Exercise requirements: Every line of the records below should be restated exactly.

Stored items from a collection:
[Begin]

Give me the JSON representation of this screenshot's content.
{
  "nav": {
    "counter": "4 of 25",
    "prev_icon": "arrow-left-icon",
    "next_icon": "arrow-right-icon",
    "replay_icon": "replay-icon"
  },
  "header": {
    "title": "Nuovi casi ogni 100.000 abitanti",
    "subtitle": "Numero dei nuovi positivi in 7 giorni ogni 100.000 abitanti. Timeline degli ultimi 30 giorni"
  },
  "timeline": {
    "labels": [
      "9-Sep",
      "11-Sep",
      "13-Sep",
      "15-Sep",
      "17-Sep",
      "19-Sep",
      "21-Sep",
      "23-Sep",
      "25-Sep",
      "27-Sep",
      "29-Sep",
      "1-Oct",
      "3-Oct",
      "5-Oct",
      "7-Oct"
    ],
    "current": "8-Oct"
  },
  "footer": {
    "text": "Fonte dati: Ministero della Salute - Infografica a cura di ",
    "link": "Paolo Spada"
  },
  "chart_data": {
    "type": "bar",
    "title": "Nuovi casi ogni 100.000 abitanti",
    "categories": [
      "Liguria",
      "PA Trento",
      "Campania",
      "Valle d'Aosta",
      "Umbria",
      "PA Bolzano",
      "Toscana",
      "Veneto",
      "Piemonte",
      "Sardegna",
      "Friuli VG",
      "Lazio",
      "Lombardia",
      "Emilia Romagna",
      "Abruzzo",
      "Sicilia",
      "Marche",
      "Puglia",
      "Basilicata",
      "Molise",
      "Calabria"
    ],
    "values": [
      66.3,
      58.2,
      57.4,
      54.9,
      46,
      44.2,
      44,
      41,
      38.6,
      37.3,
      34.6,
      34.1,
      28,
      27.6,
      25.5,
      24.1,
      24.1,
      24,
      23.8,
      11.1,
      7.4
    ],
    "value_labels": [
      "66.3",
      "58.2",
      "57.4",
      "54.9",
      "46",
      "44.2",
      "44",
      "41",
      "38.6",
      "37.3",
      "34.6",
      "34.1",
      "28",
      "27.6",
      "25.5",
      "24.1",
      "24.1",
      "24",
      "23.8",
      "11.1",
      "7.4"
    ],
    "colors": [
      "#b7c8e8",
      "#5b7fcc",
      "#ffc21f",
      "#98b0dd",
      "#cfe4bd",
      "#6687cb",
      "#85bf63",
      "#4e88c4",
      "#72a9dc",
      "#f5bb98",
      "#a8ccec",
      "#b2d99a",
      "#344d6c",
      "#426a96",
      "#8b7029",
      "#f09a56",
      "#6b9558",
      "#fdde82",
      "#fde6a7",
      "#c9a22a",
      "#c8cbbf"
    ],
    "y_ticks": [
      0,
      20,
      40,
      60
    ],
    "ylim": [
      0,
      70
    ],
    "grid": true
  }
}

[End]

Written reply:
Give me the JSON representation of this screenshot's content.
{
  "nav": {
    "counter": "4 of 25",
    "prev_icon": "arrow-left-icon",
    "next_icon": "arrow-right-icon",
    "replay_icon": "replay-icon"
  },
  "header": {
    "title": "Nuovi casi ogni 100.000 abitanti",
    "subtitle": "Numero dei nuovi positivi in 7 giorni ogni 100.000 abitanti. Timeline degli ultimi 30 giorni"
  },
  "timeline": {
    "labels": [
      "9-Sep",
      "11-Sep",
      "13-Sep",
      "15-Sep",
      "17-Sep",
      "19-Sep",
      "21-Sep",
      "23-Sep",
      "25-Sep",
      "27-Sep",
      "29-Sep",
      "1-Oct",
      "3-Oct",
      "5-Oct",
      "7-Oct"
    ],
    "current": "8-Oct"
  },
  "footer": {
    "text": "Fonte dati: Ministero della Salute - Infografica a cura di ",
    "link": "Paolo Spada"
  },
  "chart_data": {
    "type": "bar",
    "title": "Nuovi casi ogni 100.000 abitanti",
    "categories": [
      "Liguria",
      "PA Trento",
      "Campania",
      "Valle d'Aosta",
      "Umbria",
      "PA Bolzano",
      "Toscana",
      "Veneto",
      "Piemonte",
      "Sardegna",
      "Friuli VG",
      "Lazio",
      "Lombardia",
      "Emilia Romagna",
      "Abruzzo",
      "Sicilia",
      "Marche",
      "Puglia",
      "Basilicata",
      "Molise",
      "Calabria"
    ],
    "values": [
      66.3,
      58.2,
      57.4,
      54.9,
      46,
      44.2,
      44,
      41,
      38.6,
      37.3,
      34.6,
      34.1,
      28,
      27.6,
      25.5,
      24.1,
      24.1,
      24,
      23.8,
      11.1,
      7.4
    ],
    "value_labels": [
      "66.3",
      "58.2",
      "57.4",
      "54.9",
      "46",
      "44.2",
      "44",
      "41",
      "38.6",
      "37.3",
      "34.6",
      "34.1",
      "28",
      "27.6",
      "25.5",
      "24.1",
      "24.1",
      "24",
      "23.8",
      "11.1",
      "7.4"
    ],
    "colors": [
      "#b7c8e8",
      "#5b7fcc",
      "#ffc21f",
      "#98b0dd",
      "#cfe4bd",
      "#6687cb",
      "#85bf63",
      "#4e88c4",
      "#72a9dc",
      "#f5bb98",
      "#a8ccec",
      "#b2d99a",
      "#344d6c",
      "#426a96",
      "#8b7029",
      "#f09a56",
      "#6b9558",
      "#fdde82",
      "#fde6a7",
      "#c9a22a",
      "#c8cbbf"
    ],
    "y_ticks": [
      0,
      20,
      40,
      60
    ],
    "ylim": [
      0,
      70
    ],
    "grid": true
  }
}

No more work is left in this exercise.